## Challenge
Could you copy every line from the material below in which "text" appears?

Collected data

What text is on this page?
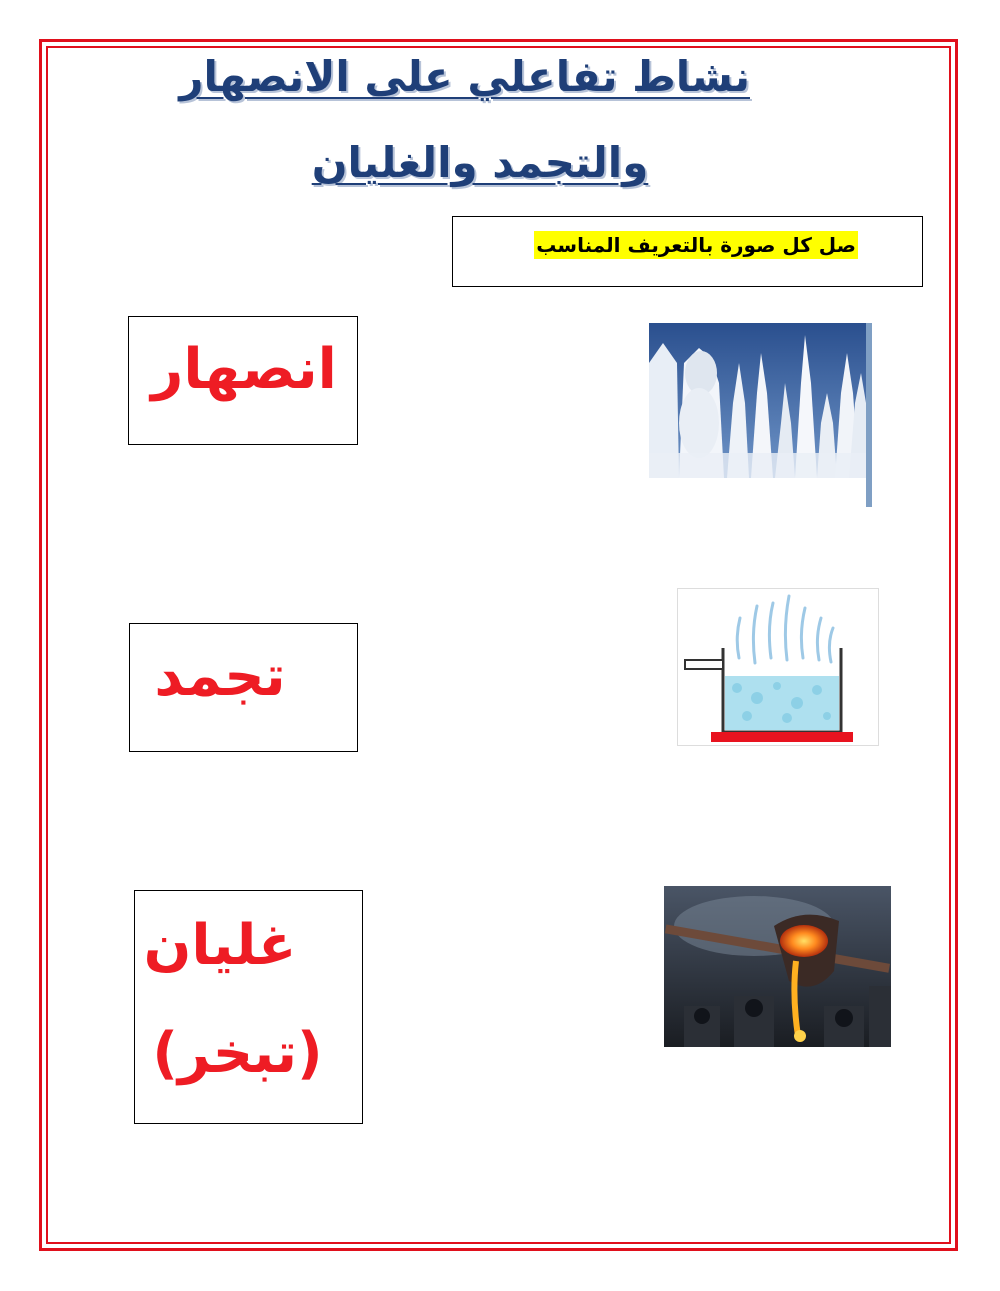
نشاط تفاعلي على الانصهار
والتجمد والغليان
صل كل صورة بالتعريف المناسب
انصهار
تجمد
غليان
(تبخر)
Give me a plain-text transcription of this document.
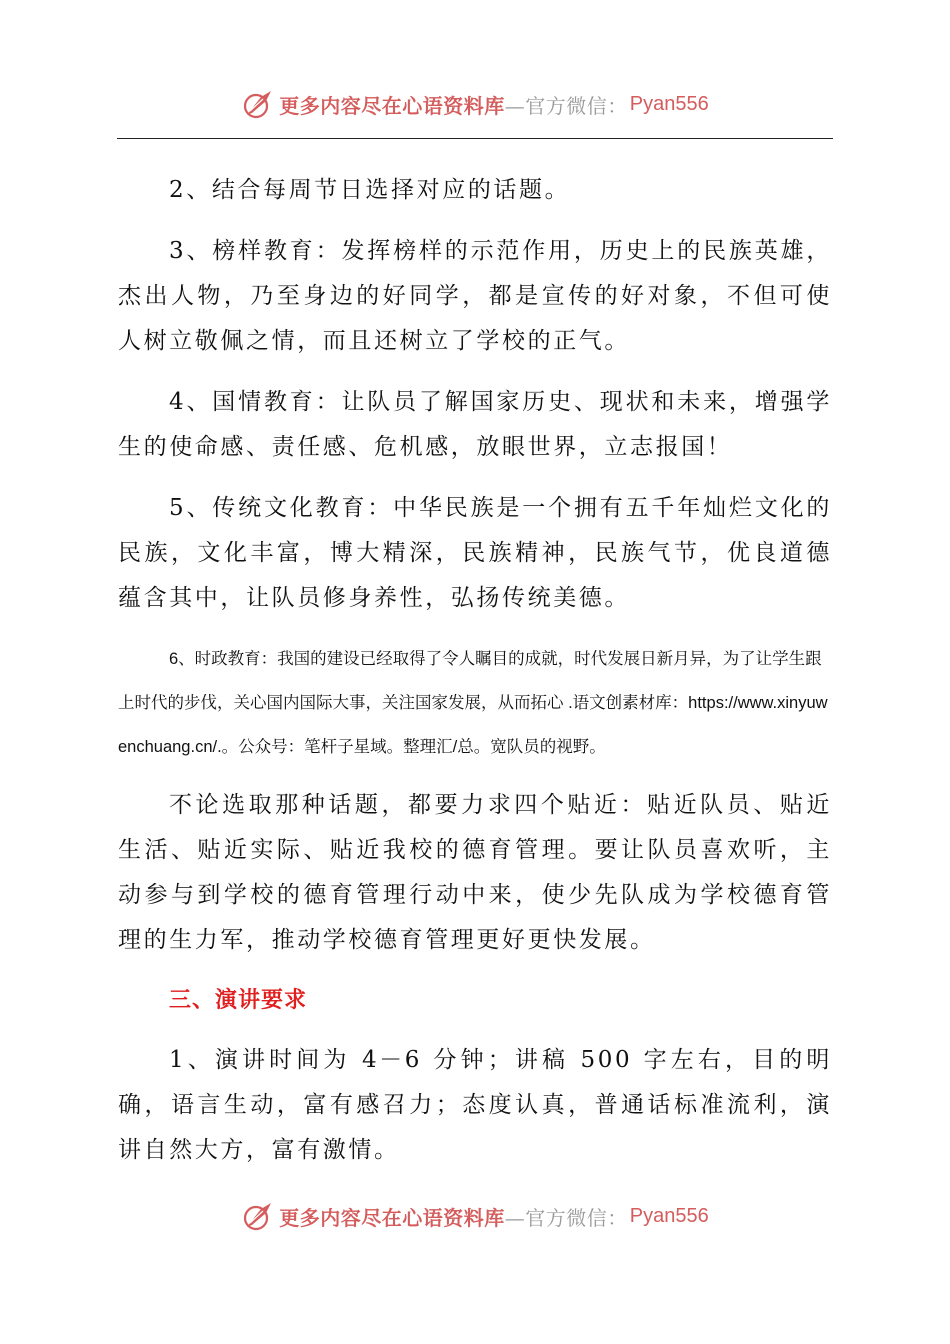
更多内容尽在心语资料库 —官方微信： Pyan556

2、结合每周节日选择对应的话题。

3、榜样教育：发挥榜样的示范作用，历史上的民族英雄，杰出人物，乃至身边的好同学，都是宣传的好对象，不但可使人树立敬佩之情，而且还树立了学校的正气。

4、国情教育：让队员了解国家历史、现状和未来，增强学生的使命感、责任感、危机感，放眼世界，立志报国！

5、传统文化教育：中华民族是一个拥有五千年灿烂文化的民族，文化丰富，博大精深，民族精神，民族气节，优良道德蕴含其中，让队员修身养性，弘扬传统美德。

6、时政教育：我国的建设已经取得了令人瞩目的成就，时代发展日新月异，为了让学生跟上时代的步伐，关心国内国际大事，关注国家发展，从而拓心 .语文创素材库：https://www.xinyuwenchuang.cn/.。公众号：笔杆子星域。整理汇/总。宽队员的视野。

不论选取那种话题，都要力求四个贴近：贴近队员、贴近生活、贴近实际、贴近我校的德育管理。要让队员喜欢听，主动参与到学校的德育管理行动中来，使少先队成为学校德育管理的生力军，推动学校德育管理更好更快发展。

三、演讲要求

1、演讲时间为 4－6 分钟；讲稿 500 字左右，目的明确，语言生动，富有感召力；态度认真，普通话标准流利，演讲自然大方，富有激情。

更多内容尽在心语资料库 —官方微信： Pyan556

## Exercise answer
What text is on this page?
Give me a plain-text transcription of this document.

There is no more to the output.